• **GIVEN INFORMATION**:
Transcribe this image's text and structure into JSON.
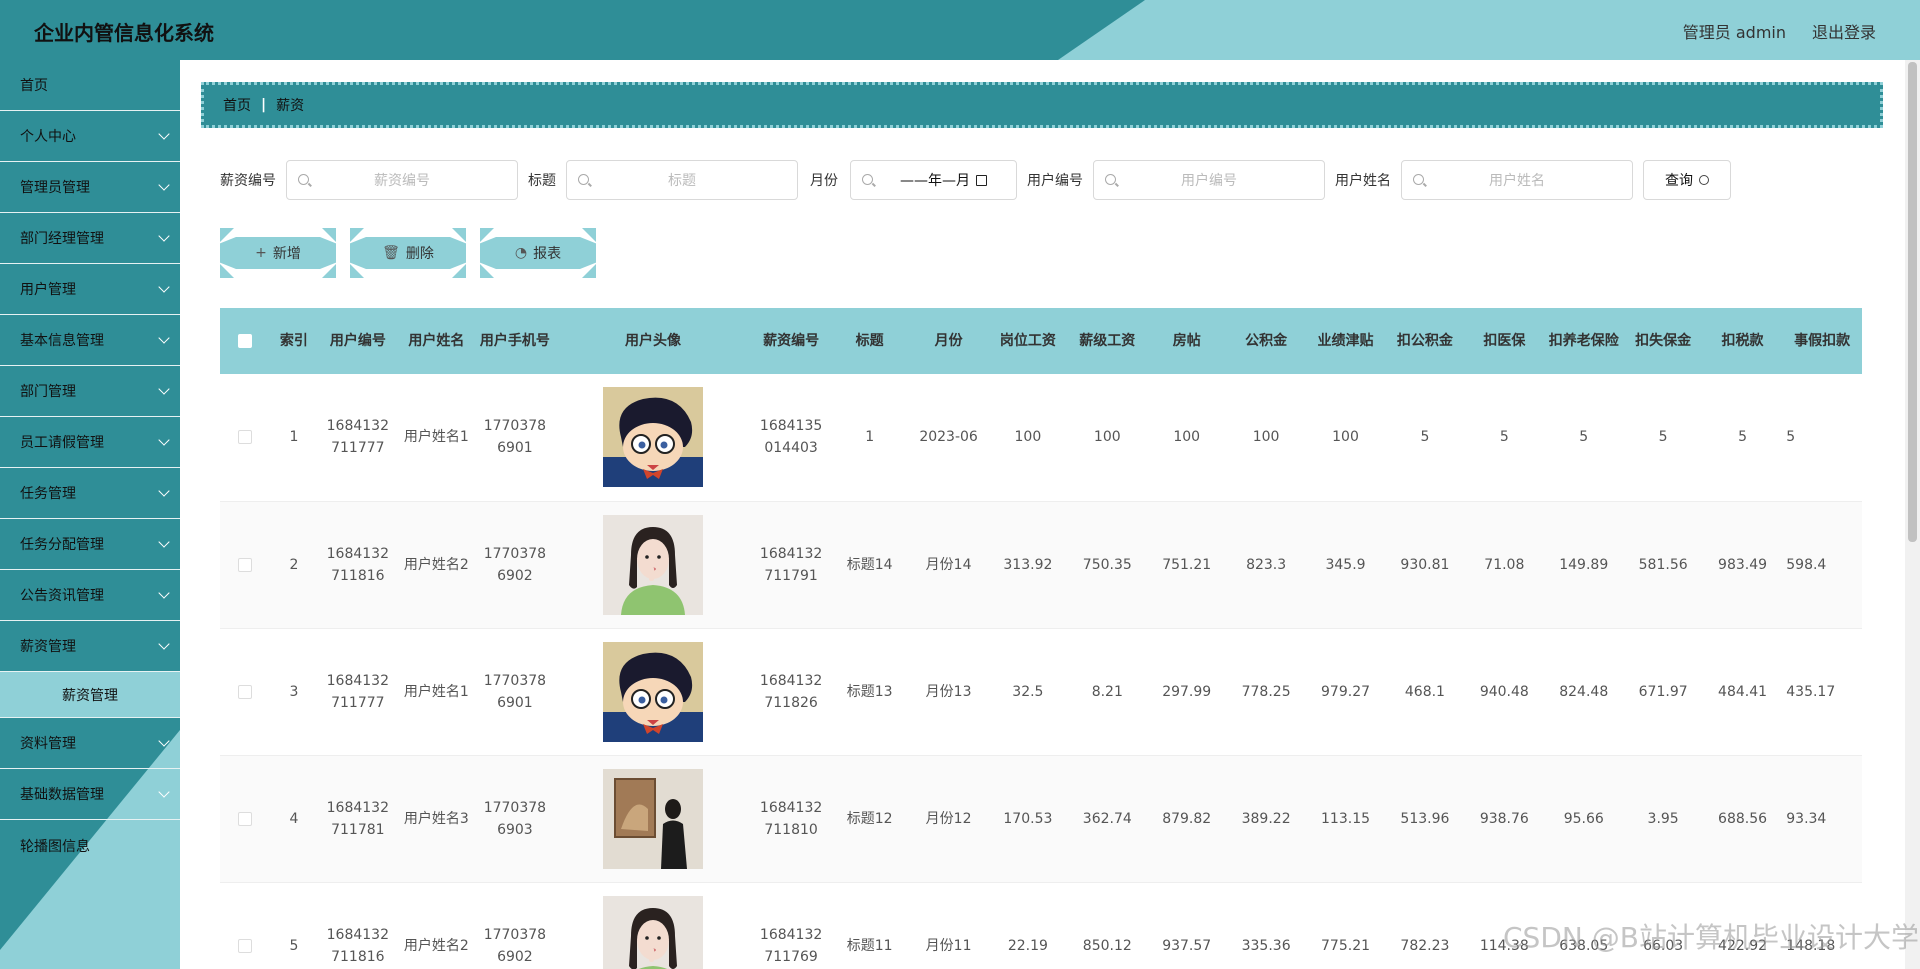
{
  "header": {
    "title": "企业内管信息化系统",
    "admin_label": "管理员 admin",
    "logout_label": "退出登录"
  },
  "sidebar": {
    "items": [
      {
        "label": "首页"
      },
      {
        "label": "个人中心"
      },
      {
        "label": "管理员管理"
      },
      {
        "label": "部门经理管理"
      },
      {
        "label": "用户管理"
      },
      {
        "label": "基本信息管理"
      },
      {
        "label": "部门管理"
      },
      {
        "label": "员工请假管理"
      },
      {
        "label": "任务管理"
      },
      {
        "label": "任务分配管理"
      },
      {
        "label": "公告资讯管理"
      },
      {
        "label": "薪资管理"
      },
      {
        "label": "资料管理"
      },
      {
        "label": "基础数据管理"
      },
      {
        "label": "轮播图信息"
      }
    ],
    "sub_item": "薪资管理"
  },
  "breadcrumb": {
    "home": "首页",
    "sep": "|",
    "current": "薪资"
  },
  "search": {
    "salary_no_label": "薪资编号",
    "salary_no_placeholder": "薪资编号",
    "title_label": "标题",
    "title_placeholder": "标题",
    "month_label": "月份",
    "month_value": "——年—月",
    "user_no_label": "用户编号",
    "user_no_placeholder": "用户编号",
    "user_name_label": "用户姓名",
    "user_name_placeholder": "用户姓名",
    "query_button": "查询"
  },
  "actions": {
    "add": "新增",
    "delete": "删除",
    "report": "报表"
  },
  "table": {
    "headers": [
      "索引",
      "用户编号",
      "用户姓名",
      "用户手机号",
      "用户头像",
      "薪资编号",
      "标题",
      "月份",
      "岗位工资",
      "薪级工资",
      "房帖",
      "公积金",
      "业绩津贴",
      "扣公积金",
      "扣医保",
      "扣养老保险",
      "扣失保金",
      "扣税款",
      "事假扣款"
    ],
    "rows": [
      {
        "idx": "1",
        "user_no": "1684132711777",
        "user_name": "用户姓名1",
        "phone": "17703786901",
        "avatar": "conan-avatar",
        "salary_no": "1684135014403",
        "title": "1",
        "month": "2023-06",
        "c1": "100",
        "c2": "100",
        "c3": "100",
        "c4": "100",
        "c5": "100",
        "c6": "5",
        "c7": "5",
        "c8": "5",
        "c9": "5",
        "c10": "5",
        "c11": "5"
      },
      {
        "idx": "2",
        "user_no": "1684132711816",
        "user_name": "用户姓名2",
        "phone": "17703786902",
        "avatar": "girl-avatar",
        "salary_no": "1684132711791",
        "title": "标题14",
        "month": "月份14",
        "c1": "313.92",
        "c2": "750.35",
        "c3": "751.21",
        "c4": "823.3",
        "c5": "345.9",
        "c6": "930.81",
        "c7": "71.08",
        "c8": "149.89",
        "c9": "581.56",
        "c10": "983.49",
        "c11": "598.4"
      },
      {
        "idx": "3",
        "user_no": "1684132711777",
        "user_name": "用户姓名1",
        "phone": "17703786901",
        "avatar": "conan-avatar",
        "salary_no": "1684132711826",
        "title": "标题13",
        "month": "月份13",
        "c1": "32.5",
        "c2": "8.21",
        "c3": "297.99",
        "c4": "778.25",
        "c5": "979.27",
        "c6": "468.1",
        "c7": "940.48",
        "c8": "824.48",
        "c9": "671.97",
        "c10": "484.41",
        "c11": "435.17"
      },
      {
        "idx": "4",
        "user_no": "1684132711781",
        "user_name": "用户姓名3",
        "phone": "17703786903",
        "avatar": "gallery-avatar",
        "salary_no": "1684132711810",
        "title": "标题12",
        "month": "月份12",
        "c1": "170.53",
        "c2": "362.74",
        "c3": "879.82",
        "c4": "389.22",
        "c5": "113.15",
        "c6": "513.96",
        "c7": "938.76",
        "c8": "95.66",
        "c9": "3.95",
        "c10": "688.56",
        "c11": "93.34"
      },
      {
        "idx": "5",
        "user_no": "1684132711816",
        "user_name": "用户姓名2",
        "phone": "17703786902",
        "avatar": "girl-avatar",
        "salary_no": "1684132711769",
        "title": "标题11",
        "month": "月份11",
        "c1": "22.19",
        "c2": "850.12",
        "c3": "937.57",
        "c4": "335.36",
        "c5": "775.21",
        "c6": "782.23",
        "c7": "114.38",
        "c8": "638.05",
        "c9": "66.03",
        "c10": "422.92",
        "c11": "148.18"
      }
    ]
  },
  "watermark": "CSDN @B站计算机毕业设计大学",
  "colors": {
    "primary_dark": "#2f8e97",
    "primary_light": "#8fd0d7"
  }
}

• **INSTRUCTION**:
Exclude the pictures and transcribe all of the entries exactly.

• **RESPONSE TO THIS TASK**:
Transcribe this image's text and structure into JSON.
{
  "header": {
    "title": "企业内管信息化系统",
    "admin_label": "管理员 admin",
    "logout_label": "退出登录"
  },
  "sidebar": {
    "items": [
      {
        "label": "首页"
      },
      {
        "label": "个人中心"
      },
      {
        "label": "管理员管理"
      },
      {
        "label": "部门经理管理"
      },
      {
        "label": "用户管理"
      },
      {
        "label": "基本信息管理"
      },
      {
        "label": "部门管理"
      },
      {
        "label": "员工请假管理"
      },
      {
        "label": "任务管理"
      },
      {
        "label": "任务分配管理"
      },
      {
        "label": "公告资讯管理"
      },
      {
        "label": "薪资管理"
      },
      {
        "label": "资料管理"
      },
      {
        "label": "基础数据管理"
      },
      {
        "label": "轮播图信息"
      }
    ],
    "sub_item": "薪资管理"
  },
  "breadcrumb": {
    "home": "首页",
    "sep": "|",
    "current": "薪资"
  },
  "search": {
    "salary_no_label": "薪资编号",
    "salary_no_placeholder": "薪资编号",
    "title_label": "标题",
    "title_placeholder": "标题",
    "month_label": "月份",
    "month_value": "——年—月",
    "user_no_label": "用户编号",
    "user_no_placeholder": "用户编号",
    "user_name_label": "用户姓名",
    "user_name_placeholder": "用户姓名",
    "query_button": "查询"
  },
  "actions": {
    "add": "新增",
    "delete": "删除",
    "report": "报表"
  },
  "table": {
    "headers": [
      "索引",
      "用户编号",
      "用户姓名",
      "用户手机号",
      "用户头像",
      "薪资编号",
      "标题",
      "月份",
      "岗位工资",
      "薪级工资",
      "房帖",
      "公积金",
      "业绩津贴",
      "扣公积金",
      "扣医保",
      "扣养老保险",
      "扣失保金",
      "扣税款",
      "事假扣款"
    ],
    "rows": [
      {
        "idx": "1",
        "user_no": "1684132711777",
        "user_name": "用户姓名1",
        "phone": "17703786901",
        "avatar": "conan-avatar",
        "salary_no": "1684135014403",
        "title": "1",
        "month": "2023-06",
        "c1": "100",
        "c2": "100",
        "c3": "100",
        "c4": "100",
        "c5": "100",
        "c6": "5",
        "c7": "5",
        "c8": "5",
        "c9": "5",
        "c10": "5",
        "c11": "5"
      },
      {
        "idx": "2",
        "user_no": "1684132711816",
        "user_name": "用户姓名2",
        "phone": "17703786902",
        "avatar": "girl-avatar",
        "salary_no": "1684132711791",
        "title": "标题14",
        "month": "月份14",
        "c1": "313.92",
        "c2": "750.35",
        "c3": "751.21",
        "c4": "823.3",
        "c5": "345.9",
        "c6": "930.81",
        "c7": "71.08",
        "c8": "149.89",
        "c9": "581.56",
        "c10": "983.49",
        "c11": "598.4"
      },
      {
        "idx": "3",
        "user_no": "1684132711777",
        "user_name": "用户姓名1",
        "phone": "17703786901",
        "avatar": "conan-avatar",
        "salary_no": "1684132711826",
        "title": "标题13",
        "month": "月份13",
        "c1": "32.5",
        "c2": "8.21",
        "c3": "297.99",
        "c4": "778.25",
        "c5": "979.27",
        "c6": "468.1",
        "c7": "940.48",
        "c8": "824.48",
        "c9": "671.97",
        "c10": "484.41",
        "c11": "435.17"
      },
      {
        "idx": "4",
        "user_no": "1684132711781",
        "user_name": "用户姓名3",
        "phone": "17703786903",
        "avatar": "gallery-avatar",
        "salary_no": "1684132711810",
        "title": "标题12",
        "month": "月份12",
        "c1": "170.53",
        "c2": "362.74",
        "c3": "879.82",
        "c4": "389.22",
        "c5": "113.15",
        "c6": "513.96",
        "c7": "938.76",
        "c8": "95.66",
        "c9": "3.95",
        "c10": "688.56",
        "c11": "93.34"
      },
      {
        "idx": "5",
        "user_no": "1684132711816",
        "user_name": "用户姓名2",
        "phone": "17703786902",
        "avatar": "girl-avatar",
        "salary_no": "1684132711769",
        "title": "标题11",
        "month": "月份11",
        "c1": "22.19",
        "c2": "850.12",
        "c3": "937.57",
        "c4": "335.36",
        "c5": "775.21",
        "c6": "782.23",
        "c7": "114.38",
        "c8": "638.05",
        "c9": "66.03",
        "c10": "422.92",
        "c11": "148.18"
      }
    ]
  },
  "watermark": "CSDN @B站计算机毕业设计大学",
  "colors": {
    "primary_dark": "#2f8e97",
    "primary_light": "#8fd0d7"
  }
}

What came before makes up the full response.